Derangement model of ligand-receptor binding

TL;DR

This paper introduces a derangement-based model to analyze ligand-receptor binding, providing formulas and simulations to understand how ligands find optimal receptors amidst competition, highlighting the importance of search-limited dynamics.

Contribution

It extends derangement theory to ligand-receptor systems, deriving formulas, partition functions, and equilibrium states, and classifies system behaviors based on temperature-dependent binding regimes.

Findings

Identification of two distinct binding regimes based on temperature.

Derivation of formulas for counting partial derangements in ligand-receptor systems.

Simulation results showing the dominance of search-limited behavior in biologically relevant conditions.

## Exercise
Extend the summary of the derangement model of ligand-receptor binding, starting after its last finding. The rows after this point are standalone material and have no connection to the text on ligand-receptor binding.

Document structure recognition data
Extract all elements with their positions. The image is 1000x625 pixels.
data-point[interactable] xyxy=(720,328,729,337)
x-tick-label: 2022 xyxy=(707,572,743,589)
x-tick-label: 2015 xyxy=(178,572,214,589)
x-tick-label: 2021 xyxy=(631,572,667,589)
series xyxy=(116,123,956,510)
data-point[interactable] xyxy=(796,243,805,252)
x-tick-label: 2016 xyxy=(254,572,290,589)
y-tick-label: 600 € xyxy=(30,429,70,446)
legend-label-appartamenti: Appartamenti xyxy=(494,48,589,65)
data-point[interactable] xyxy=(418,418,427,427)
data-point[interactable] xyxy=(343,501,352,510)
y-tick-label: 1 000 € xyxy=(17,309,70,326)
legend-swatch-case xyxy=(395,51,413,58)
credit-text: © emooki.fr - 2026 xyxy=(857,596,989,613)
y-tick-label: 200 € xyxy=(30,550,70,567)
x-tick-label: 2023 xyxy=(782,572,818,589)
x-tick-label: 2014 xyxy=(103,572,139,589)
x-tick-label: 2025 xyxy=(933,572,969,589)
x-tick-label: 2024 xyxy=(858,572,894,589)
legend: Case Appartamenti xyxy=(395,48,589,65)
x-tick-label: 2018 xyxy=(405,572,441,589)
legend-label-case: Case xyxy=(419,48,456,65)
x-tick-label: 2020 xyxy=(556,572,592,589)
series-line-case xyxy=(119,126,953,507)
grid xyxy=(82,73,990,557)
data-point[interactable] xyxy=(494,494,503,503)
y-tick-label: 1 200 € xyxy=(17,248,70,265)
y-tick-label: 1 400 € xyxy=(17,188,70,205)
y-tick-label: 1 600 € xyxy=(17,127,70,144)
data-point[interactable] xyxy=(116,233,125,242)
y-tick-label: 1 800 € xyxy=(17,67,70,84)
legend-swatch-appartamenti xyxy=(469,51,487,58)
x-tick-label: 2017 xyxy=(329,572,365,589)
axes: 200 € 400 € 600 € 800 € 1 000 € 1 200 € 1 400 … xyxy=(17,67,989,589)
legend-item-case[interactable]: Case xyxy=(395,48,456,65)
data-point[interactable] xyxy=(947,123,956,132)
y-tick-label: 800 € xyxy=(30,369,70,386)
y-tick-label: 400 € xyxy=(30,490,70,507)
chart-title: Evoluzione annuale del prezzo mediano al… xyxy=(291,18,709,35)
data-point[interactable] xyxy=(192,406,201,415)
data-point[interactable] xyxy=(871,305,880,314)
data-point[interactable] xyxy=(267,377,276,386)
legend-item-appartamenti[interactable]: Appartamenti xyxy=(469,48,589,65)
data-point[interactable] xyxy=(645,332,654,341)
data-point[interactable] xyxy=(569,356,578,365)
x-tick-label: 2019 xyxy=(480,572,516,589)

## Answer to this exercise
Abstract

We introduce a derangement model of ligand-receptor binding that allows us to quantitatively frame the question "How can ligands seek out and bind to their optimal receptor sites in a sea of other competing ligands and suboptimal receptor sites?" To answer the question, we first derive a formula to count the number of partial generalized derangements in a list, thus extending the derangement result of Gillis and Even. We then compute the general partition function for the ligand-receptor system and derive the equilibrium expressions for the average number of bound ligands and the average number of optimally bound ligands. A visual model of squares assembling onto a grid allows us to easily identify fully optimal bound states. Equilibrium simulations of the system reveal its extremes to be one of two types, qualitatively distinguished by whether optimal ligand-receptor binding is the dominant form of binding at all temperatures and quantitatively distinguished by the relative values of two critical temperatures. One of those system types (termed "search-limited," as it was in previous work) does not exhibit kinetic traps and we thus infer that biomolecular systems where optimal ligand-receptor binding is functionally important are likely to be search-limited.